Your answer should be one number: how many lines of the records hold the string "Rear".
* * *
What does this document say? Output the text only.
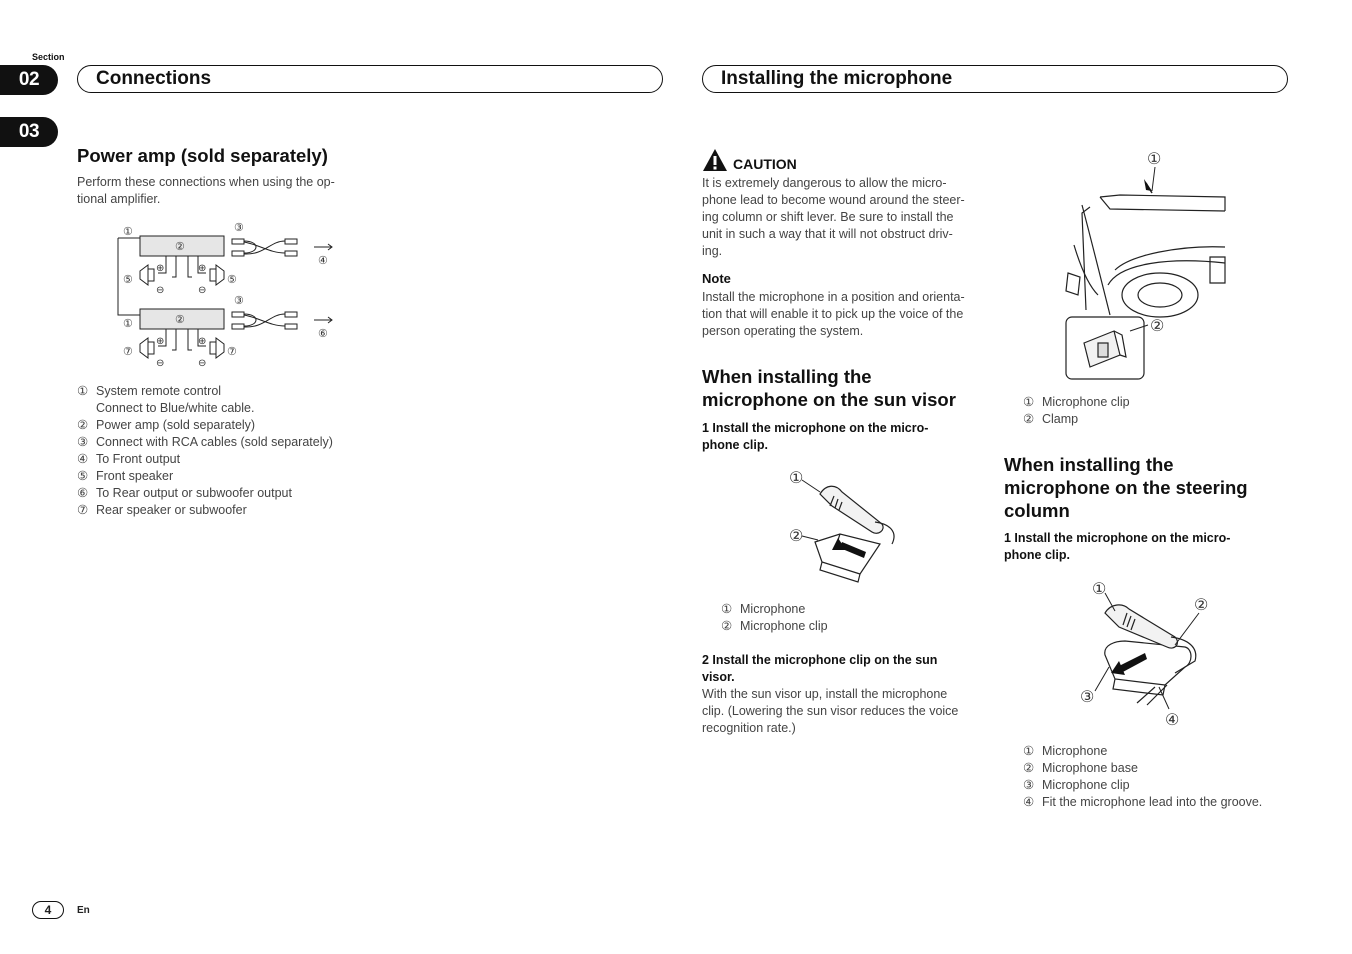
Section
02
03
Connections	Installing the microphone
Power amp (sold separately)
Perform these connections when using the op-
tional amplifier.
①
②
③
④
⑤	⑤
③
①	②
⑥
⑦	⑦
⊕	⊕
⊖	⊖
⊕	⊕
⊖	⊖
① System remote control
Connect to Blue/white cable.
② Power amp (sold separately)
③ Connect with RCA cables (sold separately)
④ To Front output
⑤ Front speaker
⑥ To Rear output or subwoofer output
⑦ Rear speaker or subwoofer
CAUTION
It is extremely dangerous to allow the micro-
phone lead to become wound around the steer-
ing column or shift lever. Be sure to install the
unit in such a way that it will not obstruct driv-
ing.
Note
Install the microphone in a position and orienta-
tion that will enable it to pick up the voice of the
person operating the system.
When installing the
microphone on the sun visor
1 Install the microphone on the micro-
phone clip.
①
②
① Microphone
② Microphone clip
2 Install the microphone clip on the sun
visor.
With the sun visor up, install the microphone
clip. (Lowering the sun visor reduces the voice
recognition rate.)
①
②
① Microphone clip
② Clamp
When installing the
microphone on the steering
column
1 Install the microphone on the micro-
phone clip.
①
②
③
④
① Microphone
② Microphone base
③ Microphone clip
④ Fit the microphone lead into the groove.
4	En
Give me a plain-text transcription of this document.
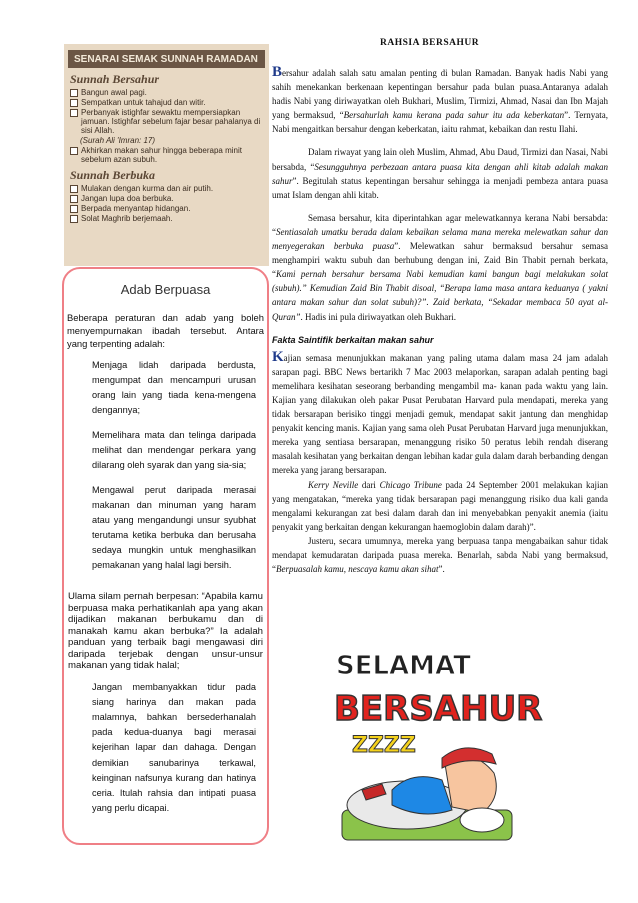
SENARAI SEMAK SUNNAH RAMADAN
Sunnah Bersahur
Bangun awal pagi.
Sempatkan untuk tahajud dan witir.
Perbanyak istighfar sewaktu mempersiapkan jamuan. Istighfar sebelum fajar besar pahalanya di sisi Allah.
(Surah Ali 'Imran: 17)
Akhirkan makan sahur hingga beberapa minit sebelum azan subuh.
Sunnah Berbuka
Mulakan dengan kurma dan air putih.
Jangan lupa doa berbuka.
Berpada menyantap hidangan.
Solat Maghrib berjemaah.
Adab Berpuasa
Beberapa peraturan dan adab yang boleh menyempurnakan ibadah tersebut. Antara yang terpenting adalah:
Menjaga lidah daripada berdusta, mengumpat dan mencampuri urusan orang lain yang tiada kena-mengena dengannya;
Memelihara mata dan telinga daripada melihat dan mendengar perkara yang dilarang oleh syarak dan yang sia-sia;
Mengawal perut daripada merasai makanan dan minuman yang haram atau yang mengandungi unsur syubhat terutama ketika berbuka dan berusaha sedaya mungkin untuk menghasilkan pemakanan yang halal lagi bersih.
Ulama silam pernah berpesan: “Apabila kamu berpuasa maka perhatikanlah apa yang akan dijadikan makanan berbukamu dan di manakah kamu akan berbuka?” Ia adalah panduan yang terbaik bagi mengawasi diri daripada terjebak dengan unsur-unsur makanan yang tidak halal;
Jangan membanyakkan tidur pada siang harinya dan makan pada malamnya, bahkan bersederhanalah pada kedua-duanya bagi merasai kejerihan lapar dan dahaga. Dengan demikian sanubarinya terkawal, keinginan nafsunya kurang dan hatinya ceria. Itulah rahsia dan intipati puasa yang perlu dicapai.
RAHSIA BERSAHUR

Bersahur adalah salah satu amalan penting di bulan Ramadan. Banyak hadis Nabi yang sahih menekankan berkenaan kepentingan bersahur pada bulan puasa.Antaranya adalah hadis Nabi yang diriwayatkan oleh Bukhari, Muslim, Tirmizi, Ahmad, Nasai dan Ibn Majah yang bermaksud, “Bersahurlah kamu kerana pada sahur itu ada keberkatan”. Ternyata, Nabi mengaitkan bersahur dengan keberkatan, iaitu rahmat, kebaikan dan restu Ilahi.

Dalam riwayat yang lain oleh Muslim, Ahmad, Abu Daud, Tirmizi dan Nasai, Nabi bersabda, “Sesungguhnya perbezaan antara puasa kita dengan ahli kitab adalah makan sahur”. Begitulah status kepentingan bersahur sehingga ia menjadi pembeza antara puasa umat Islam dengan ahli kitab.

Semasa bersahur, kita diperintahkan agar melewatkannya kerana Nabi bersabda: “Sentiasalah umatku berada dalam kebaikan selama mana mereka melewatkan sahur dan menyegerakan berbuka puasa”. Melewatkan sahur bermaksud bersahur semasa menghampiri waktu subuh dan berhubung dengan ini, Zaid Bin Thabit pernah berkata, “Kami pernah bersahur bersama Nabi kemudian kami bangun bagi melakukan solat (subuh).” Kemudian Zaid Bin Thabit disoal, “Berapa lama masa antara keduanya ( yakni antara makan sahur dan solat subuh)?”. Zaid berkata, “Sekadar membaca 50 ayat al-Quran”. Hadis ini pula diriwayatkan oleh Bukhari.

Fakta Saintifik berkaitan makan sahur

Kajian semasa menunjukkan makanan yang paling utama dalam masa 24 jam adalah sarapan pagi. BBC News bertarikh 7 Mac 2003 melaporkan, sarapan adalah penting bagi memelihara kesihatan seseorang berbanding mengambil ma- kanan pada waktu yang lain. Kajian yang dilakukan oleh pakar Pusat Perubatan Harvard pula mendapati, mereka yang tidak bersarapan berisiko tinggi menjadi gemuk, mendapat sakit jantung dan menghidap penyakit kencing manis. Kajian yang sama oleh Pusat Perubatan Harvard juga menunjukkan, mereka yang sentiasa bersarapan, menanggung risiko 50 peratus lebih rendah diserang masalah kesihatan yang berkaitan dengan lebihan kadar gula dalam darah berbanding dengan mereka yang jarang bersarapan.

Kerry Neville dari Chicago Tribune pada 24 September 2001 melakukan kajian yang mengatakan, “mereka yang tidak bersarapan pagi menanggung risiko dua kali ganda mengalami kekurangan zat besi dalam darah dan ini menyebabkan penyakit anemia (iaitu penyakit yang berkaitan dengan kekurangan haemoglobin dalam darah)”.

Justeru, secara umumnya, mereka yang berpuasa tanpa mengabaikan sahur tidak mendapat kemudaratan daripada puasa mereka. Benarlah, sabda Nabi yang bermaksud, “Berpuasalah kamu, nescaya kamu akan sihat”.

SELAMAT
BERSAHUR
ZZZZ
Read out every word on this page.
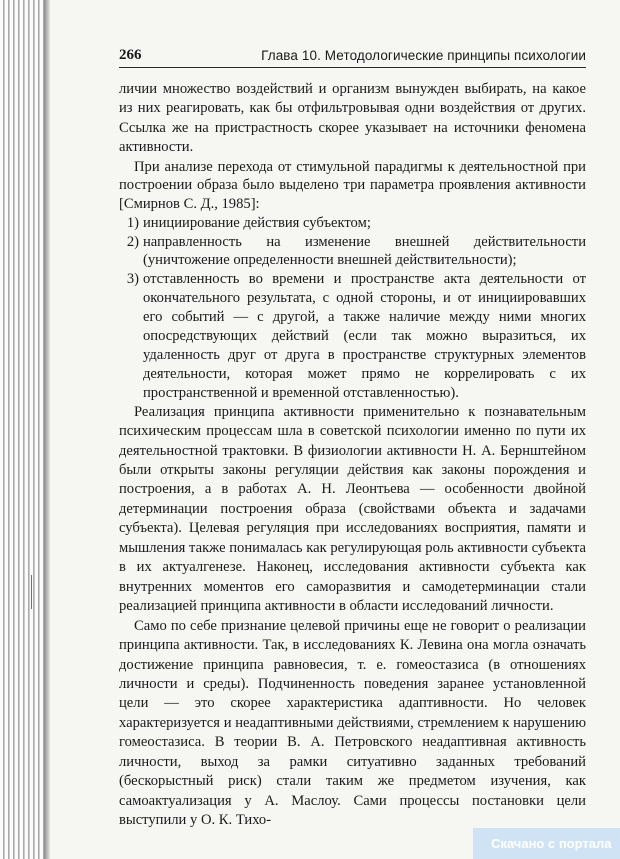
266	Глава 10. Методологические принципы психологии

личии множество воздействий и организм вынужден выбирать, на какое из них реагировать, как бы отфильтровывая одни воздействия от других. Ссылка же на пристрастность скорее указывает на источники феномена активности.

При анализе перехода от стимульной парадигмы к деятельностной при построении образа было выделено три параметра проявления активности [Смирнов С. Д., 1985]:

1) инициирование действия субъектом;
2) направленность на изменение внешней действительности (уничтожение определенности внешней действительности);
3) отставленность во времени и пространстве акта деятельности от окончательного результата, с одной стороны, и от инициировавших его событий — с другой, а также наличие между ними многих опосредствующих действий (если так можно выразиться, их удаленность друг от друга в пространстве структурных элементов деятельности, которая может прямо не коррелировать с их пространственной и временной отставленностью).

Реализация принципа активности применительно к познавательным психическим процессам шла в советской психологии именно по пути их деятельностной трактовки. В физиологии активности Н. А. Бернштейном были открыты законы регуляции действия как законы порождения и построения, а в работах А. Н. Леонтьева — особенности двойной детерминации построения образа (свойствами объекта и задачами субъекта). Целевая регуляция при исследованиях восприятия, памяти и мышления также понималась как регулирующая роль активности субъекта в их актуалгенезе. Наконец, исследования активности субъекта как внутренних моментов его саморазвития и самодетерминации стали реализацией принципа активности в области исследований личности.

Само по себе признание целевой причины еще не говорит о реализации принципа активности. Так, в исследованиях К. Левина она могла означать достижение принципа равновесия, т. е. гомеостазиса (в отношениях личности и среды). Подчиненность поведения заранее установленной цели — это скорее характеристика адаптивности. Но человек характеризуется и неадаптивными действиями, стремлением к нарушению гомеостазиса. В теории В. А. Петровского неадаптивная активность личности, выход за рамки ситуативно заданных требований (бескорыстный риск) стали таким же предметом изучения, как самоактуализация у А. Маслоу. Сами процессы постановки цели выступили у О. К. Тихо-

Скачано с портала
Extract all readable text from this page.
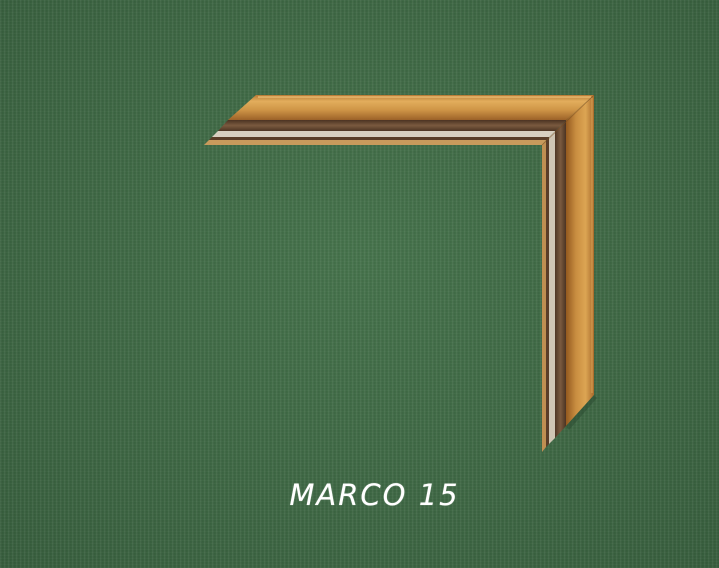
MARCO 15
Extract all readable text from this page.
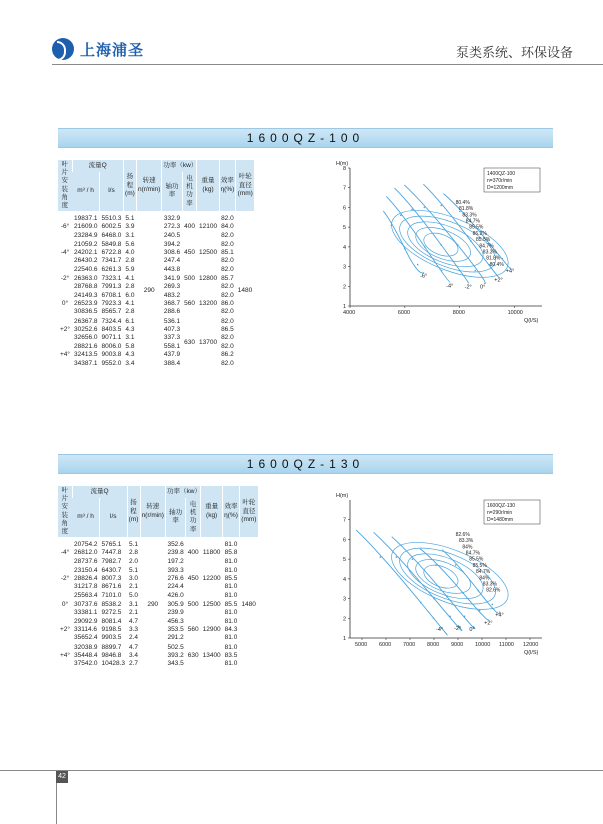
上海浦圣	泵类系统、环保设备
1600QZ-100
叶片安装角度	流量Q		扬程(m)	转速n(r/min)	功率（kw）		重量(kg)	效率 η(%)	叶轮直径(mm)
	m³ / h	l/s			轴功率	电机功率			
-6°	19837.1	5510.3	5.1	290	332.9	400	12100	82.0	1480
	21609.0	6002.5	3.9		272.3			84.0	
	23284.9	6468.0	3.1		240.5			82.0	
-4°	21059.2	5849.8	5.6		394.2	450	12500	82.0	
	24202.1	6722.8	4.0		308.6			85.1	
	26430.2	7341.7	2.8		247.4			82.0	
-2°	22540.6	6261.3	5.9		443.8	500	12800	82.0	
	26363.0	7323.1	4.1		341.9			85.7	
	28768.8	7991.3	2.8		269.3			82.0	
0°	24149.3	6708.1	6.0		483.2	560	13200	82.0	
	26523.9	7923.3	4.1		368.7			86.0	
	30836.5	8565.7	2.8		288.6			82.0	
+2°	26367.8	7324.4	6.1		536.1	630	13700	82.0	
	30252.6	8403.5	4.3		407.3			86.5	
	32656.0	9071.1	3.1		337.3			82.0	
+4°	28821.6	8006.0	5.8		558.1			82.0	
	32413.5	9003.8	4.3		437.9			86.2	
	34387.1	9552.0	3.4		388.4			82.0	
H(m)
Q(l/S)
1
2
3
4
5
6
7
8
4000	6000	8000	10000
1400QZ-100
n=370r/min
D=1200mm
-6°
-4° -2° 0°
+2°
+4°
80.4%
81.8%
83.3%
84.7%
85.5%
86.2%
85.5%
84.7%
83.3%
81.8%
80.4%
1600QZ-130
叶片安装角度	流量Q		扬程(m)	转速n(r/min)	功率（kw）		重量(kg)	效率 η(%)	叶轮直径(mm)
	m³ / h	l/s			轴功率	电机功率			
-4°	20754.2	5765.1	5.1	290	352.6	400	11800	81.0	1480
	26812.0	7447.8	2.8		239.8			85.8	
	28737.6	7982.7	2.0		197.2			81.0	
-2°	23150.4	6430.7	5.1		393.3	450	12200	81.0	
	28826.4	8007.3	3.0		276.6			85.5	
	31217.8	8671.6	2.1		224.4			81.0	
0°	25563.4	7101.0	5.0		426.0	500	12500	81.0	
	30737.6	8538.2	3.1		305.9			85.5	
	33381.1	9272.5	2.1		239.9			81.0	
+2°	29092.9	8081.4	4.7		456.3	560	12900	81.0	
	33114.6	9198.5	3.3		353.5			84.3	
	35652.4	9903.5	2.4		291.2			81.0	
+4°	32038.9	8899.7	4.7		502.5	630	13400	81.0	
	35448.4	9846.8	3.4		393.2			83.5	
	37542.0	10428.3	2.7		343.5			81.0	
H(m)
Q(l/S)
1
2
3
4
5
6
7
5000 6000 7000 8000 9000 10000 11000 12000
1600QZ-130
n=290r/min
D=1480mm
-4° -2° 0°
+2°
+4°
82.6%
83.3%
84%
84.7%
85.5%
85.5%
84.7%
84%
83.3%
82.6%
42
* * *
**OUTPUT FOR THIS EXERCISE**: 2